(Stored data)
%%
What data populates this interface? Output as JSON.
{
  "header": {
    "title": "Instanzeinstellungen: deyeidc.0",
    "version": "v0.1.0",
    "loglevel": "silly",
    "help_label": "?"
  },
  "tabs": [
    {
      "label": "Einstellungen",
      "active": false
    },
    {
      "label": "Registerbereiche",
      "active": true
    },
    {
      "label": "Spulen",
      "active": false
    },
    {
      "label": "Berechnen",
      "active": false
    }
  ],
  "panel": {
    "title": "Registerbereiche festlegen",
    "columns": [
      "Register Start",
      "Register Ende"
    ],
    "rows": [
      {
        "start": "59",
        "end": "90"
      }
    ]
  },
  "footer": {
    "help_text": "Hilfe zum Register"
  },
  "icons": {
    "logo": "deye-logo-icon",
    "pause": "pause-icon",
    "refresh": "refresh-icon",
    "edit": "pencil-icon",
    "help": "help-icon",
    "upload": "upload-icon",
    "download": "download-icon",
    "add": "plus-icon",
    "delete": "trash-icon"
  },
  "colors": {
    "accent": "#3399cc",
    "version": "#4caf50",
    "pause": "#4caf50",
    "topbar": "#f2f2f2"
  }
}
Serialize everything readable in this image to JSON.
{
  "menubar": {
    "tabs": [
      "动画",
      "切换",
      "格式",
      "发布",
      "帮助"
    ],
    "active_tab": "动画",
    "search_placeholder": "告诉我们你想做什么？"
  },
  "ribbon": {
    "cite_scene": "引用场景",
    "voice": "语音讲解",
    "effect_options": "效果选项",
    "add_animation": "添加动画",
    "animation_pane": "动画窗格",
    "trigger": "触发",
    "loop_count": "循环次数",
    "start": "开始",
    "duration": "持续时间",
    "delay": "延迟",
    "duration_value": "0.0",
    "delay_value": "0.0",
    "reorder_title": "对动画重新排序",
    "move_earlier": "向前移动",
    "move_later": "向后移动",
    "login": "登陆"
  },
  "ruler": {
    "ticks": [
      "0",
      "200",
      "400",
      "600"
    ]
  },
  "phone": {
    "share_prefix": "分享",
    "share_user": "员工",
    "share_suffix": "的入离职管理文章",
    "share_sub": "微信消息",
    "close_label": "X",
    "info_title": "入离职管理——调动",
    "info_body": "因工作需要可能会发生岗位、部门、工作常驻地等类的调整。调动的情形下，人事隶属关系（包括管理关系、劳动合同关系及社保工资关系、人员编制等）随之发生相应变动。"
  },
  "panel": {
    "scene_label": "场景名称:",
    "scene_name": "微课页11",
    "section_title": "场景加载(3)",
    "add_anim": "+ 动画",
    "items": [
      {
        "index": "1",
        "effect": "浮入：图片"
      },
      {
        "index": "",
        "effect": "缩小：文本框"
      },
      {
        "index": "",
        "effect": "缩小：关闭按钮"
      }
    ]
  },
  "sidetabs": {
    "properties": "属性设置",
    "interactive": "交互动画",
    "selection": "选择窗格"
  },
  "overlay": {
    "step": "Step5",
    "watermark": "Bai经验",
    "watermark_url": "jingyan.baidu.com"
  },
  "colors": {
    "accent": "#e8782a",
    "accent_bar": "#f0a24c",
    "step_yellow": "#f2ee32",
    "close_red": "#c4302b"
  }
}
%%
%%
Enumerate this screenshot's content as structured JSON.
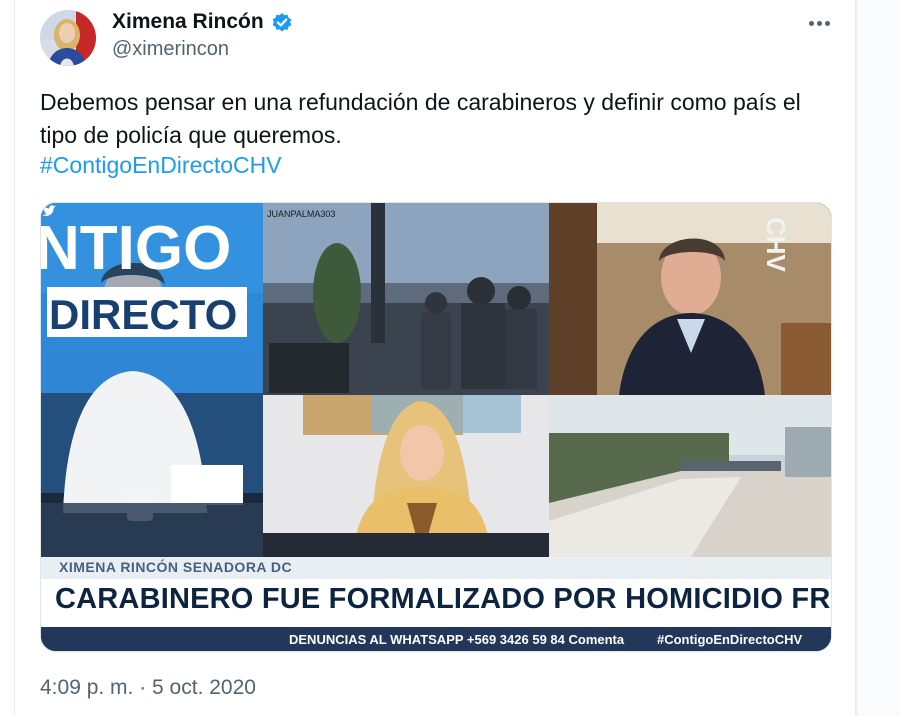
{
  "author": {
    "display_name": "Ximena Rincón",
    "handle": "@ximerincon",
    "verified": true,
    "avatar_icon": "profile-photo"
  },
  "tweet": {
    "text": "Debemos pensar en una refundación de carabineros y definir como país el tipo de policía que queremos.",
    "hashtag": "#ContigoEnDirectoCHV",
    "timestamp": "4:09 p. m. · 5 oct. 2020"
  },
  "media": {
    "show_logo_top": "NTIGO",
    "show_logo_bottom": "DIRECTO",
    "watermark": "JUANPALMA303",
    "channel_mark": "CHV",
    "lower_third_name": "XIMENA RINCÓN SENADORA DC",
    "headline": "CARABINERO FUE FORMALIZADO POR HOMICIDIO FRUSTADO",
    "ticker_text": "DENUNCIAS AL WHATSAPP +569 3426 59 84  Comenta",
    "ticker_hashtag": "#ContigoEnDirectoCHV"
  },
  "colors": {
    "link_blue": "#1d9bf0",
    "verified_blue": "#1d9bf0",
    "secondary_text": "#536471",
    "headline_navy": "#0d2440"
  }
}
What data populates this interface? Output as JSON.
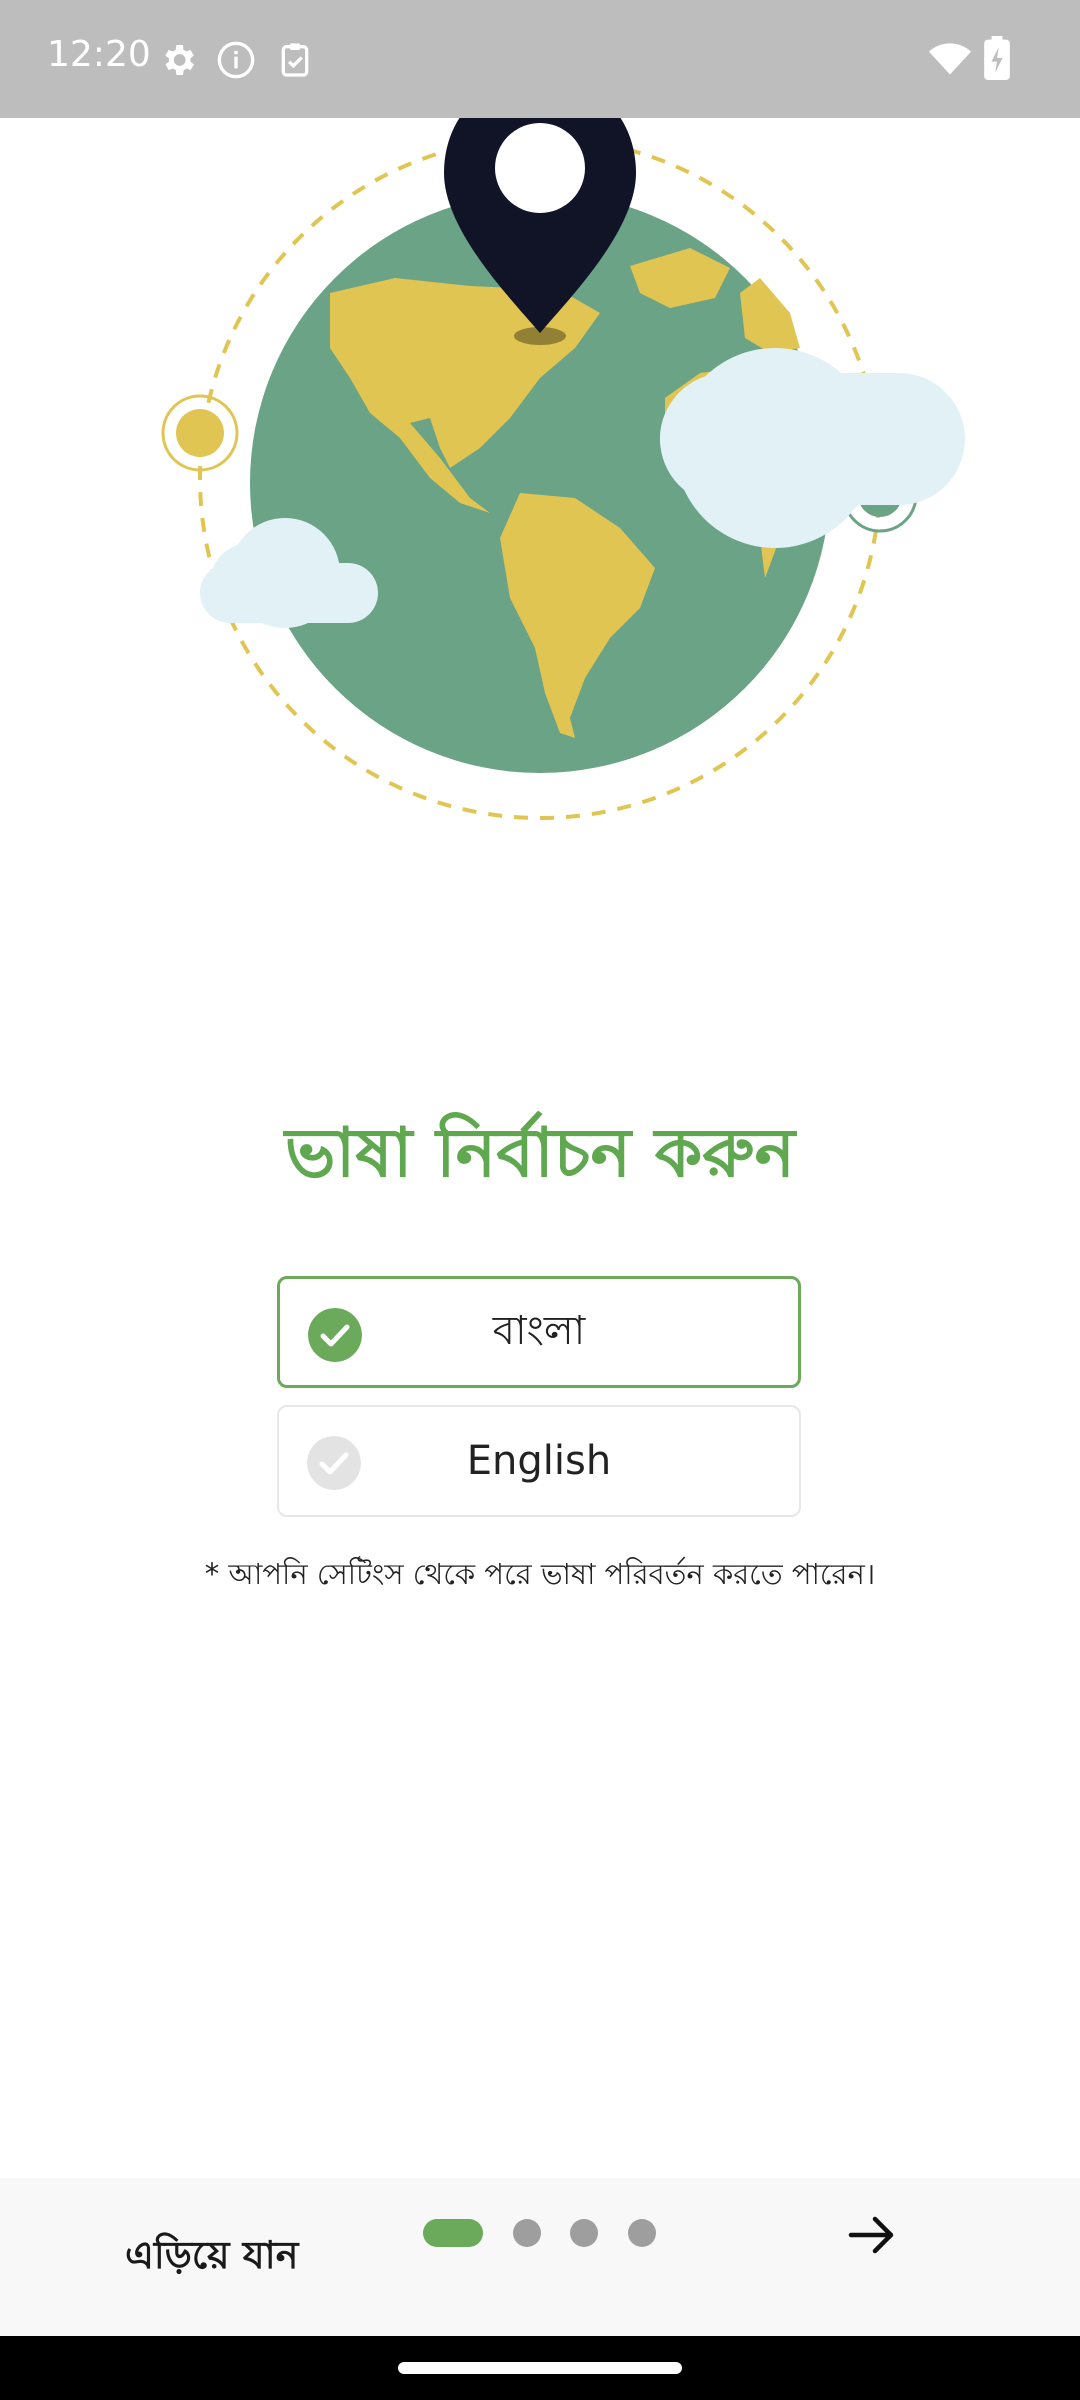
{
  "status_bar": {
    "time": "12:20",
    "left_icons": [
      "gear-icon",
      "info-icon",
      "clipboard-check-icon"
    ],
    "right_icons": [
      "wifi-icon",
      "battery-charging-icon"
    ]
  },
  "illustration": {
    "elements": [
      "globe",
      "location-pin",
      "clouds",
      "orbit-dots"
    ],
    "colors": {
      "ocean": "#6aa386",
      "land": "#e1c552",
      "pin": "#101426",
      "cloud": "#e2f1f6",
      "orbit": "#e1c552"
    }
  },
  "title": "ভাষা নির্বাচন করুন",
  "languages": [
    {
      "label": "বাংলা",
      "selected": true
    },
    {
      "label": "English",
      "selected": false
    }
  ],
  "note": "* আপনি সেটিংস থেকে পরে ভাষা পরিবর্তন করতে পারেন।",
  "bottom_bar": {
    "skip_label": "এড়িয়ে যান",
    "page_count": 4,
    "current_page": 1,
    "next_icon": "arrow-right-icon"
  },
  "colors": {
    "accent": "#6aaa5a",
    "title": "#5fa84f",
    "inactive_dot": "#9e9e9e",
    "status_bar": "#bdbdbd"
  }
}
%%
What this task involves
Set out every line from the material that contains the string "JSON".

Task output
What data populates this interface? Output as JSON.
Serialize everything readable in this image to JSON.
Enumerate this screenshot's content as structured JSON.
What data populates this interface? Output as JSON.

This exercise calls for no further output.